**STATED PROBLEM**
Your task is to transcribe all the entries exactly, excluding pictures.

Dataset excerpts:
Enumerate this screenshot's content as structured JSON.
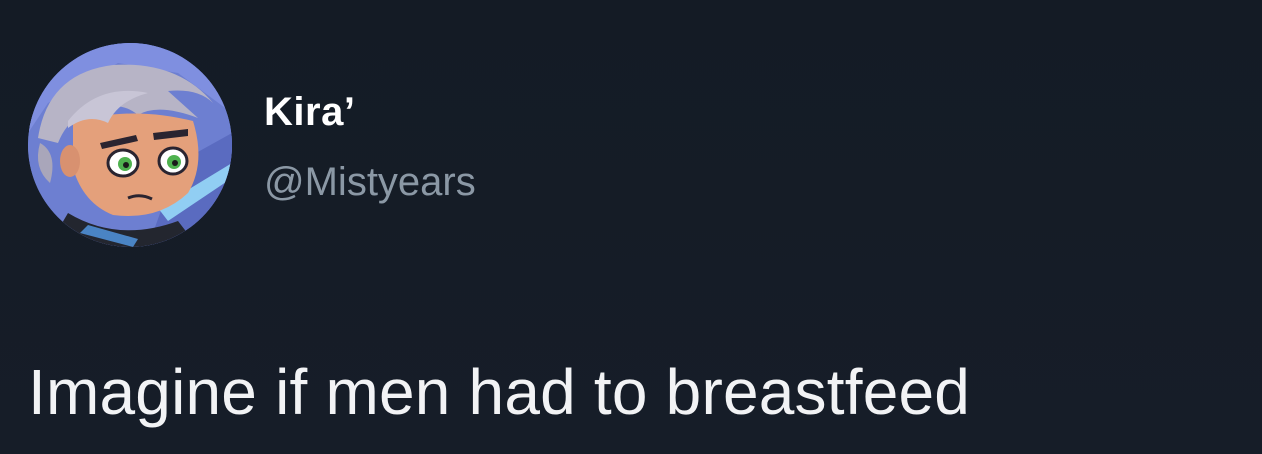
{
  "tweet": {
    "author": {
      "display_name": "Kira’",
      "handle": "@Mistyears",
      "avatar_icon": "cartoon-character-avatar-icon"
    },
    "text": "Imagine if men had to breastfeed"
  },
  "colors": {
    "background": "#151c26",
    "display_name": "#ffffff",
    "handle": "#8b98a5",
    "text": "#f2f3f5"
  }
}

**CORRECT RESULT**
Enumerate this screenshot's content as structured JSON.
{
  "tweet": {
    "author": {
      "display_name": "Kira’",
      "handle": "@Mistyears",
      "avatar_icon": "cartoon-character-avatar-icon"
    },
    "text": "Imagine if men had to breastfeed"
  },
  "colors": {
    "background": "#151c26",
    "display_name": "#ffffff",
    "handle": "#8b98a5",
    "text": "#f2f3f5"
  }
}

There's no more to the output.